● **Short task**
Of all the lines in these entries, how many contain the string "this"? Give only that count.

● **The input**
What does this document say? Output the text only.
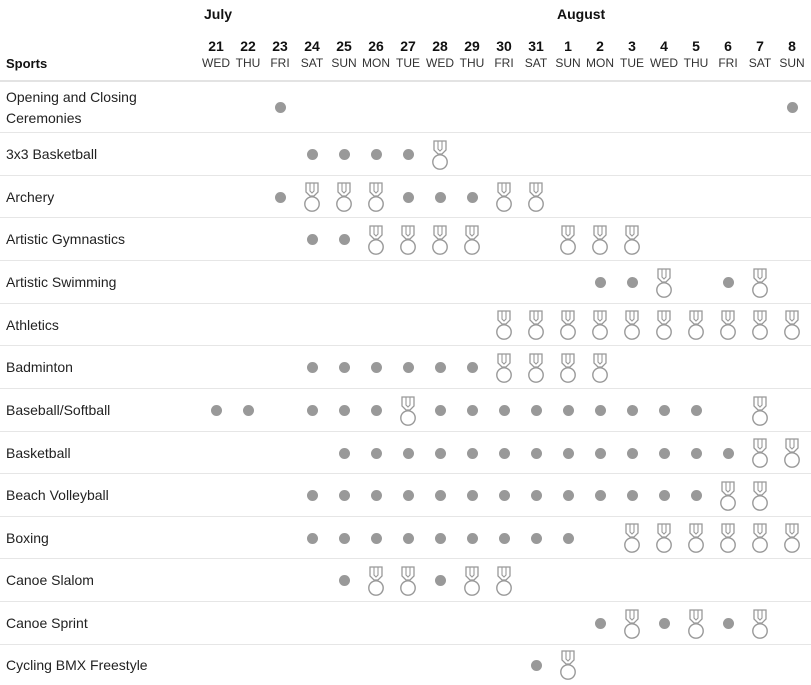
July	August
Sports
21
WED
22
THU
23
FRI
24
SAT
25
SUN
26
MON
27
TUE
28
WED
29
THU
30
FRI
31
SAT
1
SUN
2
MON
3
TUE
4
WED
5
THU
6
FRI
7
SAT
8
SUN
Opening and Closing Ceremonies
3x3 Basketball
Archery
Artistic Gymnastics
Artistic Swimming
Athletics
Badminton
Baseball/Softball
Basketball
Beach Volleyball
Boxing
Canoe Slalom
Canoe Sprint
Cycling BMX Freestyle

--

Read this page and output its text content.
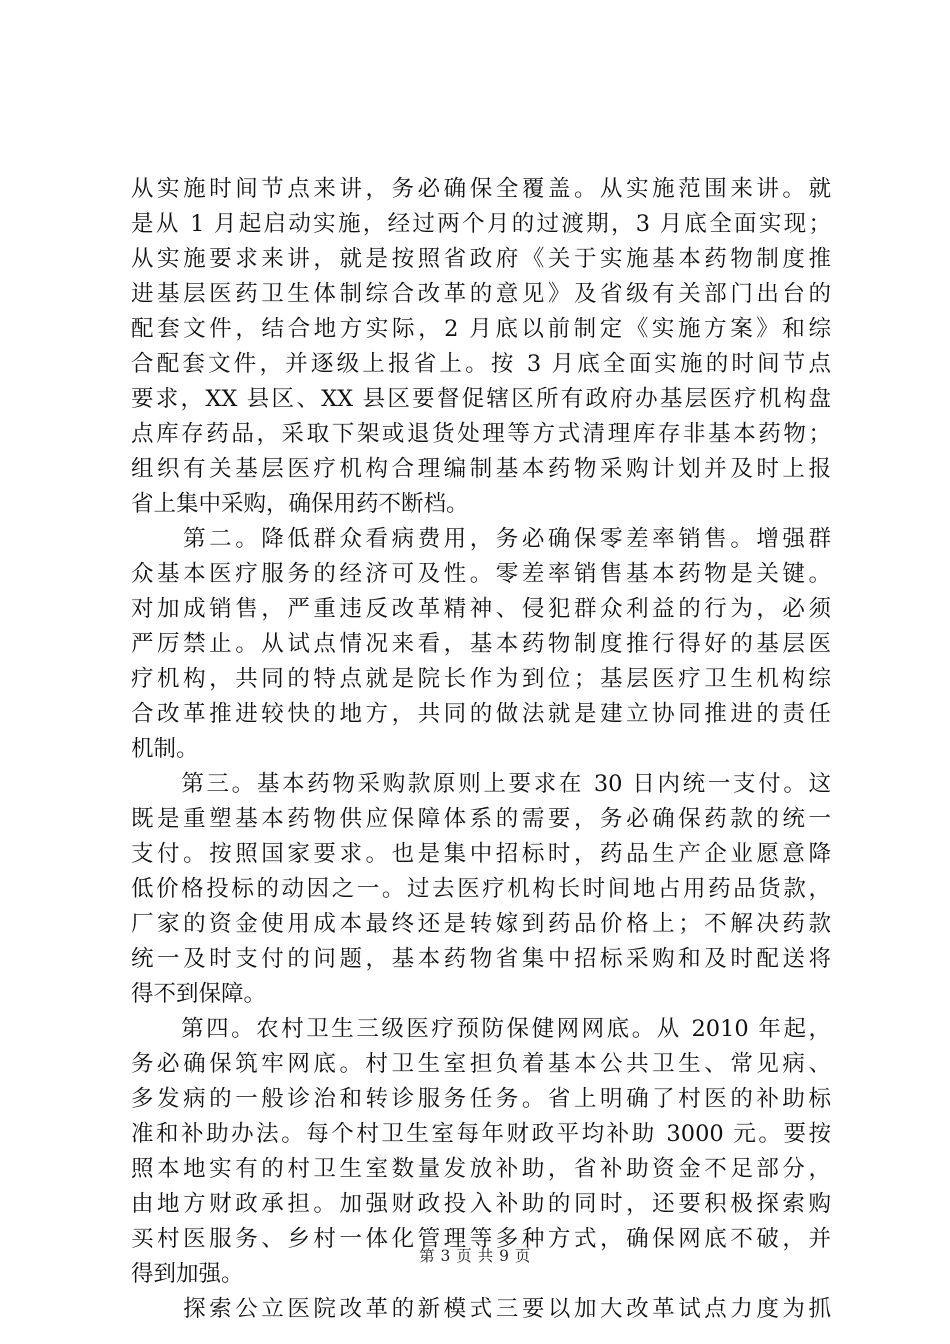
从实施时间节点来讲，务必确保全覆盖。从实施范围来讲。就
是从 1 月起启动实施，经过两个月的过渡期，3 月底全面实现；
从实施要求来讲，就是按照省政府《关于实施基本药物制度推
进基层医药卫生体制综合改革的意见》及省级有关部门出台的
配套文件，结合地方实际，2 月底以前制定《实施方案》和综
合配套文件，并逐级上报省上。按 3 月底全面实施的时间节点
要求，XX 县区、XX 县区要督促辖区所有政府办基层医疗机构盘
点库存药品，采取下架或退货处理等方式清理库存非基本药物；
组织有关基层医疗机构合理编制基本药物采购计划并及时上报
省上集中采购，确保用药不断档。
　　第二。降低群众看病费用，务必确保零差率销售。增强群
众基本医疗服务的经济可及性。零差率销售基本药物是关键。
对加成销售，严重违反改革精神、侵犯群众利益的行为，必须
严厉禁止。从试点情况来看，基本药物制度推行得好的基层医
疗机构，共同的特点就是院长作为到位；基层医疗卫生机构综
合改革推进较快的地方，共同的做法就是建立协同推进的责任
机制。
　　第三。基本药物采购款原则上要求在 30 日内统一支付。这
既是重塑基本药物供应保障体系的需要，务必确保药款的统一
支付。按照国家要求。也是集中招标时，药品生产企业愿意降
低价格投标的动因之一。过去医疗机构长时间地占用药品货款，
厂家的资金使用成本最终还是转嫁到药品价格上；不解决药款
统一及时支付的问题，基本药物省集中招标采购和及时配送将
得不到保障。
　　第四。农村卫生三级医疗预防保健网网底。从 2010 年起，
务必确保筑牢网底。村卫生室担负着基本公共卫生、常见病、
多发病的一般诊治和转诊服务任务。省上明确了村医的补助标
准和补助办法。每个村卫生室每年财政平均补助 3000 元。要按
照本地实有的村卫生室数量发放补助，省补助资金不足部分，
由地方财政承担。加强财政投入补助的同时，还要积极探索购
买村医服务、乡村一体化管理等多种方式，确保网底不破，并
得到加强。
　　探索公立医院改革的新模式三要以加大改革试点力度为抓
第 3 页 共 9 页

...

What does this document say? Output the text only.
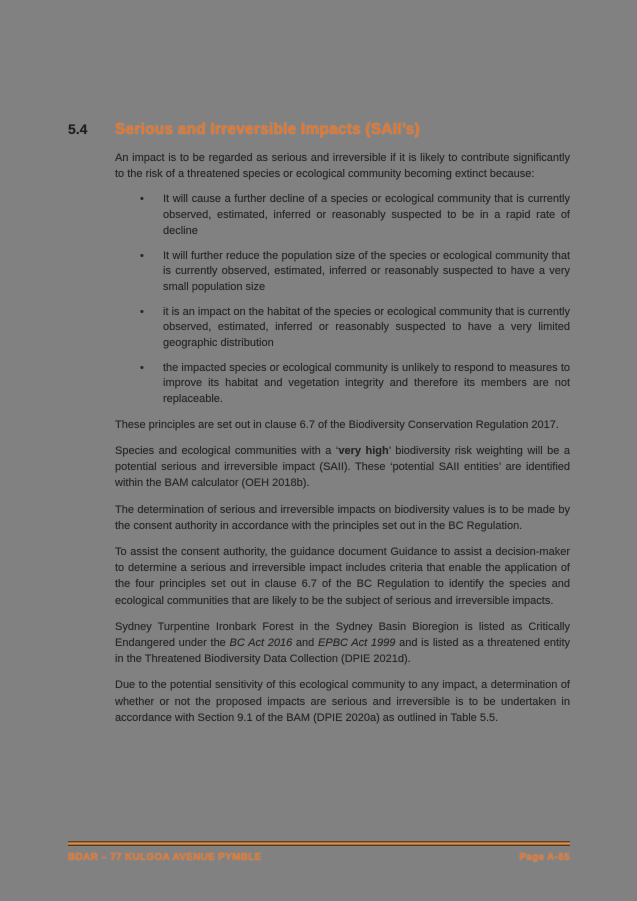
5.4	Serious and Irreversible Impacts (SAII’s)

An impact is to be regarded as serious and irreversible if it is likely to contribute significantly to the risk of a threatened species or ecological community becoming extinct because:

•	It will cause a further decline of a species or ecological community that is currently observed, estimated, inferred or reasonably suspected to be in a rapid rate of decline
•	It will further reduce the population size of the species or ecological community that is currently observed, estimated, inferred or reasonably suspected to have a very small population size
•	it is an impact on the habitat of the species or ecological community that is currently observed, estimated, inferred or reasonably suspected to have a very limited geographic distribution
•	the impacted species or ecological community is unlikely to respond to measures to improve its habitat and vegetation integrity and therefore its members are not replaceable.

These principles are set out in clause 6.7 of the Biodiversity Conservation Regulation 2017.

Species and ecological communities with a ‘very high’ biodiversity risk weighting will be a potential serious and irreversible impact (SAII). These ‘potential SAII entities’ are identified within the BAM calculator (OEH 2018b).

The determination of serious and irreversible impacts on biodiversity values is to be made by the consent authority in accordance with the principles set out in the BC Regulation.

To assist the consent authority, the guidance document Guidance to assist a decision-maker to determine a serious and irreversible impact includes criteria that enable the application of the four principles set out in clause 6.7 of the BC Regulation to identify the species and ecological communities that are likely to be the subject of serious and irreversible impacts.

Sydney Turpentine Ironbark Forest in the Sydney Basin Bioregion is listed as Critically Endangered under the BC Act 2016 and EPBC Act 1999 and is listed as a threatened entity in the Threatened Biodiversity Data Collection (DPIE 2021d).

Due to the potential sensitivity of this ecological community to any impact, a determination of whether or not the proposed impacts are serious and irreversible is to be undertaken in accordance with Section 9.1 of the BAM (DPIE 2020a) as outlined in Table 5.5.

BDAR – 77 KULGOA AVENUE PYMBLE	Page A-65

● **Answer to the exercise**
4